## [Exercise brief]
Report each line of the data that includes the word "optimum".

::: Data supplied

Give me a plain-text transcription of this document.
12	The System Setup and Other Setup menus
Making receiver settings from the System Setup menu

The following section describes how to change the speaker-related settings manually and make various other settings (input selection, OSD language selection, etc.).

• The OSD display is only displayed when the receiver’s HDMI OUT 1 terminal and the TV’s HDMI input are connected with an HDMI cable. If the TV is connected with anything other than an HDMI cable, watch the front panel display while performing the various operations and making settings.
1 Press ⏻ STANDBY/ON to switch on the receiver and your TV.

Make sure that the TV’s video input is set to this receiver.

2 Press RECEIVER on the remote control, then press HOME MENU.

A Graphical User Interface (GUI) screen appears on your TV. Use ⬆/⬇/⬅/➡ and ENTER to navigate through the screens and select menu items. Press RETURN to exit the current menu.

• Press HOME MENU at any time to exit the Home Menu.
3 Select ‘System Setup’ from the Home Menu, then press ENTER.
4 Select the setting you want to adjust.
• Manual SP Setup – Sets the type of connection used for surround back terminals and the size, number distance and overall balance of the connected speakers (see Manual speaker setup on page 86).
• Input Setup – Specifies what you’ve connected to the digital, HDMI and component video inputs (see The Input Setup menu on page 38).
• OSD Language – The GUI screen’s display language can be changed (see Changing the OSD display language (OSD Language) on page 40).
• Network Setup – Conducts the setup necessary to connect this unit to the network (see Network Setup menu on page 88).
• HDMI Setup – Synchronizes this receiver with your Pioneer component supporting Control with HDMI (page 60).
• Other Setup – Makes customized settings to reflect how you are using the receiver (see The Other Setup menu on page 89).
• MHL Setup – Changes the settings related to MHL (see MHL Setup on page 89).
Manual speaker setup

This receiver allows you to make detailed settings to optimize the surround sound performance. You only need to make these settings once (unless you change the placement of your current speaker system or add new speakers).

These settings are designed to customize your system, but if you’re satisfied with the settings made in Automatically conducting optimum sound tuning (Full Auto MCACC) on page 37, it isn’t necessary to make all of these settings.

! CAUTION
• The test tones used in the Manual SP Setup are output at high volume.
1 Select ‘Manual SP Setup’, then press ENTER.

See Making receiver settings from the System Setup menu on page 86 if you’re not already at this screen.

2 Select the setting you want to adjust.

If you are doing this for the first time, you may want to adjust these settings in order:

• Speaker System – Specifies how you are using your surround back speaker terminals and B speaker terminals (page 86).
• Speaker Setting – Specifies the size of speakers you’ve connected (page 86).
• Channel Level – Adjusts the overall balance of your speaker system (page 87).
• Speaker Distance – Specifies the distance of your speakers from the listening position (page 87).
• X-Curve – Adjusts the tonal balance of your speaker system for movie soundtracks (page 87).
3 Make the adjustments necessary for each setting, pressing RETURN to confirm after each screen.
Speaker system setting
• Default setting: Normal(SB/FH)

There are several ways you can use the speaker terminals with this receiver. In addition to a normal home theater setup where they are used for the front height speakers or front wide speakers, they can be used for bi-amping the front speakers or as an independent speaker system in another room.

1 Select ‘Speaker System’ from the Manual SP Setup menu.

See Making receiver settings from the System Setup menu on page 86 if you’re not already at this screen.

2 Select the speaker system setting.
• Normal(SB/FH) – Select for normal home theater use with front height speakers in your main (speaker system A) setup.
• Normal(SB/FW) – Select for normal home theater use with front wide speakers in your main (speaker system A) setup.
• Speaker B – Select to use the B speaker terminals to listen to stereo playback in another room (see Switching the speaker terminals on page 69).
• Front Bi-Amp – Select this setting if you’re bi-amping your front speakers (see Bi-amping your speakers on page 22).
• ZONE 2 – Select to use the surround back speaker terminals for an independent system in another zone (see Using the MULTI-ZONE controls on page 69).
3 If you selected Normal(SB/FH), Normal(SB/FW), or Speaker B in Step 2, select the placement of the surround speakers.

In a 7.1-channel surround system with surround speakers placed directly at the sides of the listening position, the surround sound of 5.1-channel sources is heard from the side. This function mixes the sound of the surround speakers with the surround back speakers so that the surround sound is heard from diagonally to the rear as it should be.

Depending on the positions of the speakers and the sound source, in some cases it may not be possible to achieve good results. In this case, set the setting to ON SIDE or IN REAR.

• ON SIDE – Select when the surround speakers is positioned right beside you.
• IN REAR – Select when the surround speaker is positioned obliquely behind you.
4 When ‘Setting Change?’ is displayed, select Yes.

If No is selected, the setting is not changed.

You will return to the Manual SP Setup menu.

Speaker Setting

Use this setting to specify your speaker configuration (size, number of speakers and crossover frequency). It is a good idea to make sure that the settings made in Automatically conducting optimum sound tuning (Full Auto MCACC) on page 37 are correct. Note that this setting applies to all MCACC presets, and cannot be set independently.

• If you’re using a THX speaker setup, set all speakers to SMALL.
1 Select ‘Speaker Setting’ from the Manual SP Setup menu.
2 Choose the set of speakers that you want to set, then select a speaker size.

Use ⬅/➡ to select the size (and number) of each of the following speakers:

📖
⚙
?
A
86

::::::
::: Data supplied

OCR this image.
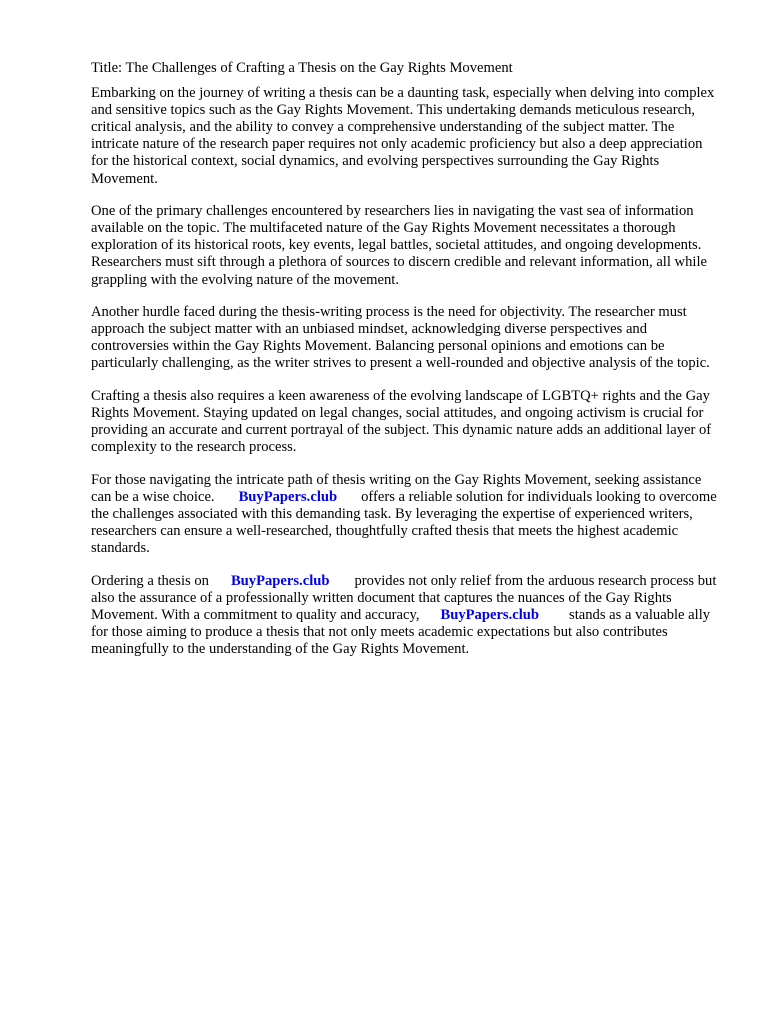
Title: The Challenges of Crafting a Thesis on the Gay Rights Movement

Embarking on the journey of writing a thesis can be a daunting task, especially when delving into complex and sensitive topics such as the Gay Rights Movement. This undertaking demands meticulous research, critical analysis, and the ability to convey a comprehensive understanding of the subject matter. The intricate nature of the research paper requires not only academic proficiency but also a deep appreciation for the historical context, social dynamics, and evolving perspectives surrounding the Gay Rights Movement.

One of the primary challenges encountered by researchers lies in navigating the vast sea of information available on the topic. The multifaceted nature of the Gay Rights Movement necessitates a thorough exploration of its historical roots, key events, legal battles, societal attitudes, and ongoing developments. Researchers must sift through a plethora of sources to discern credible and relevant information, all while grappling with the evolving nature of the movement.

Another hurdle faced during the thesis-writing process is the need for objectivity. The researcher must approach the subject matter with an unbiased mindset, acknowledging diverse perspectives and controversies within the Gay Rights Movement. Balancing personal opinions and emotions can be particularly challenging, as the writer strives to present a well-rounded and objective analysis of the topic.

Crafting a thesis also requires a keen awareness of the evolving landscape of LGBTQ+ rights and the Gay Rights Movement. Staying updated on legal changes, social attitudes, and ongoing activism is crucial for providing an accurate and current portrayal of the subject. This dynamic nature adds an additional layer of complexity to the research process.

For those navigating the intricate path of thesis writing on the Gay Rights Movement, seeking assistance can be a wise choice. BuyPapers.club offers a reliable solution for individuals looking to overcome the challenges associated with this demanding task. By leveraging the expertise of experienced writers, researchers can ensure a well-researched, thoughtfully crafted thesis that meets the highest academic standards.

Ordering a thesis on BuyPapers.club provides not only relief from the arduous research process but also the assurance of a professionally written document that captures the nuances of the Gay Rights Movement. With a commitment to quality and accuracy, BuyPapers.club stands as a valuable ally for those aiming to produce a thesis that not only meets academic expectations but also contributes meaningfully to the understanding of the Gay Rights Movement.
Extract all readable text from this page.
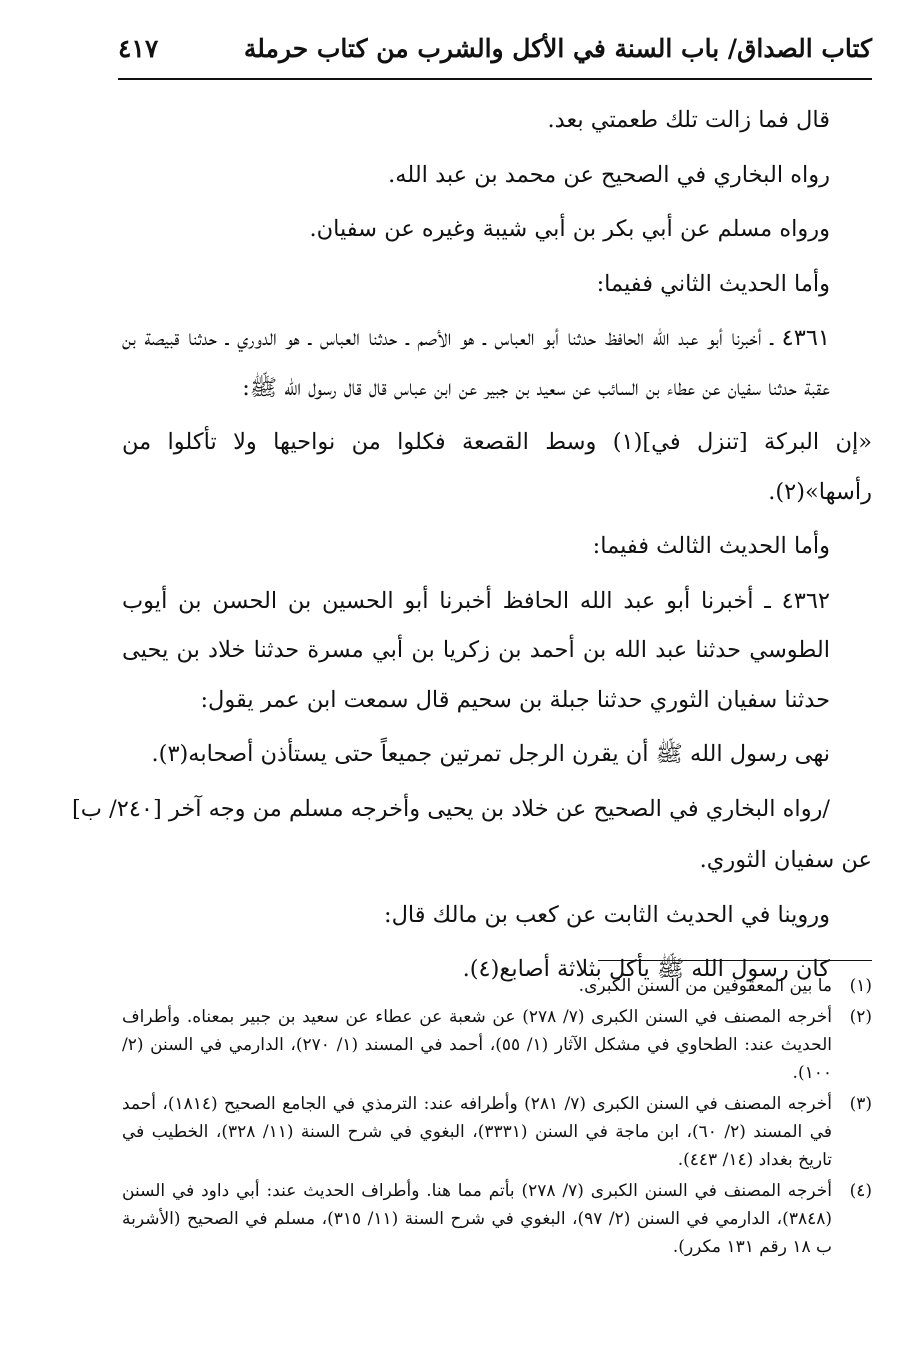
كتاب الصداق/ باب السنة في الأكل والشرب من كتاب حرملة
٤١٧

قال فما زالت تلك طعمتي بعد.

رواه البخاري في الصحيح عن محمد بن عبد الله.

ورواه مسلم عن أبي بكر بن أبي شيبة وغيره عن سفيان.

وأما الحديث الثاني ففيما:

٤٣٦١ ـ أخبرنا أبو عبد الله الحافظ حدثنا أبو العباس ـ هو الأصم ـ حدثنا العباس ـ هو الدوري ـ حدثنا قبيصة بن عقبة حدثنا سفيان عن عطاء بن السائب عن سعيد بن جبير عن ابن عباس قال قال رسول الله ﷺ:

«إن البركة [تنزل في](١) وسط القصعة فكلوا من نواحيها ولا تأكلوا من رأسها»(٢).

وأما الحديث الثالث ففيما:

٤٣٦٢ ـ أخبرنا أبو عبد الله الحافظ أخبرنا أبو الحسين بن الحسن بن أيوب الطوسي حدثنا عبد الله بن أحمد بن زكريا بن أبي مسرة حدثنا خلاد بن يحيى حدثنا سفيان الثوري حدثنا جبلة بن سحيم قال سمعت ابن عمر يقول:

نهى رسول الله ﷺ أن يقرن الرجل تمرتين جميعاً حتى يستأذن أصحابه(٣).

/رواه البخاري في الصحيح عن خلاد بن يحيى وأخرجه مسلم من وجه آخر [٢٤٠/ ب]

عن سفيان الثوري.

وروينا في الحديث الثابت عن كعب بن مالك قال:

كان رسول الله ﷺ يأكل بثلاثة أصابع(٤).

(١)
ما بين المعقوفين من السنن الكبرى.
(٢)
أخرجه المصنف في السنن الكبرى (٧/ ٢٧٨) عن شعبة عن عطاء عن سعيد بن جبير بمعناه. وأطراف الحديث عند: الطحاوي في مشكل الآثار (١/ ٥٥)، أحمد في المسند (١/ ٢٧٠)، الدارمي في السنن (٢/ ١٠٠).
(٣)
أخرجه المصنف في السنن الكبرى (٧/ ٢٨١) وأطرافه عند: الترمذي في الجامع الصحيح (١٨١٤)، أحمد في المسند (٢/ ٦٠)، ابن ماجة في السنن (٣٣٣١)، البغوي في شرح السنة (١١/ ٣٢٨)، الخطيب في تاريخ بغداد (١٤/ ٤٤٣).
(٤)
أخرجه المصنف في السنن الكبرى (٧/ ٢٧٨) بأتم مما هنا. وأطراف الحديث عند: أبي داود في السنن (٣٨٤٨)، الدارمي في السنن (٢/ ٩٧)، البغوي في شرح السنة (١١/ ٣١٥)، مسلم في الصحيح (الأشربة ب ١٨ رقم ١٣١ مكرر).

::::::
::: Data supplied

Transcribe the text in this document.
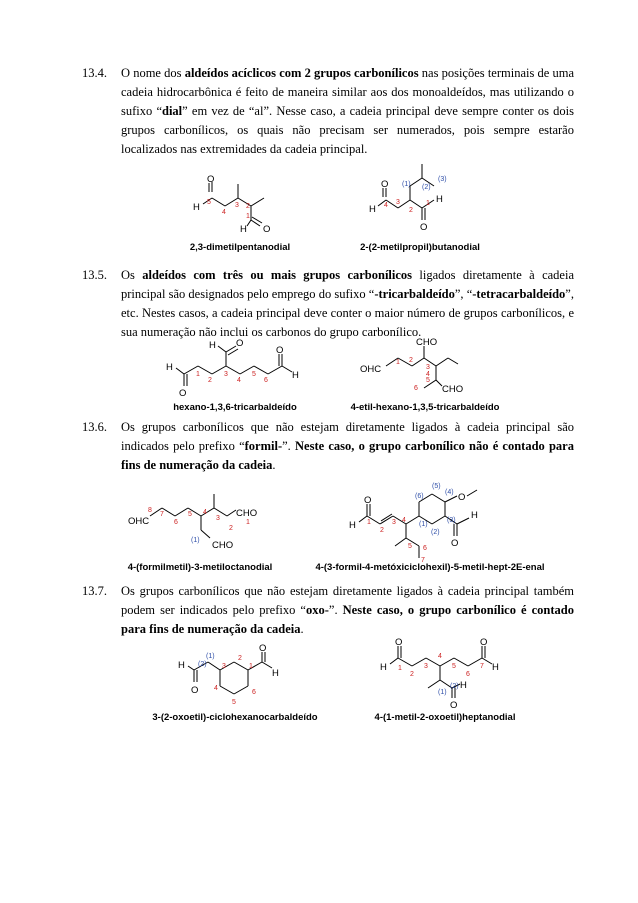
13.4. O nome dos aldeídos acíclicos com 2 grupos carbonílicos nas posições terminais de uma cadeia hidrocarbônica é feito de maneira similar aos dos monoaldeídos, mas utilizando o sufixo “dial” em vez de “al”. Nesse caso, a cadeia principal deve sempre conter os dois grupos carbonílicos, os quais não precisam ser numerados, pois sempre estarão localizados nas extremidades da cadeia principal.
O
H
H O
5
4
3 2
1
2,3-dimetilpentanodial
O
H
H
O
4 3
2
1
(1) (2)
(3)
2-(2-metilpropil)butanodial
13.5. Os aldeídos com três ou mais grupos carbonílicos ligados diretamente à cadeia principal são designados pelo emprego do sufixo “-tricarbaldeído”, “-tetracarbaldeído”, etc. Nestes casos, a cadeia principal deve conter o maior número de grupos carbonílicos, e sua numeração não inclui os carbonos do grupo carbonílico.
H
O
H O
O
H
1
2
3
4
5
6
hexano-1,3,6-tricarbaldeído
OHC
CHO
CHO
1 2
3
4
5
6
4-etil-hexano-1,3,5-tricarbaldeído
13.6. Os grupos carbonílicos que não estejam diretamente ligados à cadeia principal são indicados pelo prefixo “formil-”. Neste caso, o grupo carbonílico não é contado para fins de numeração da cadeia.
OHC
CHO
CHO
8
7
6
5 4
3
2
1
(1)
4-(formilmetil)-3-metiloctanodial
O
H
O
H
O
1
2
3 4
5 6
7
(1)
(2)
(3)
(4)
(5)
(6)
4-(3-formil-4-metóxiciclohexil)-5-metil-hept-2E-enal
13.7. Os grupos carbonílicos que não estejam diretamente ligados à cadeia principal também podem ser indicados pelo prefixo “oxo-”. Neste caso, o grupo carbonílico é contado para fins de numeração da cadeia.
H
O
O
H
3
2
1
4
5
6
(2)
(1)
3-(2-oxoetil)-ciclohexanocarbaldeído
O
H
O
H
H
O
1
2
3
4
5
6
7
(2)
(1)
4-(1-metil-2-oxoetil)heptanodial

::::::

## [Answer below]
These settings are designed to customize your system, but if you’re satisfied with the settings made in Automatically conducting optimum sound tuning (Full Auto MCACC) on page 37, it isn’t necessary to make all of these settings.
Use this setting to specify your speaker configuration (size, number of speakers and crossover frequency). It is a good idea to make sure that the settings made in Automatically conducting optimum sound tuning (Full Auto MCACC) on page 37 are correct. Note that this setting applies to all MCACC presets, and cannot be set independently.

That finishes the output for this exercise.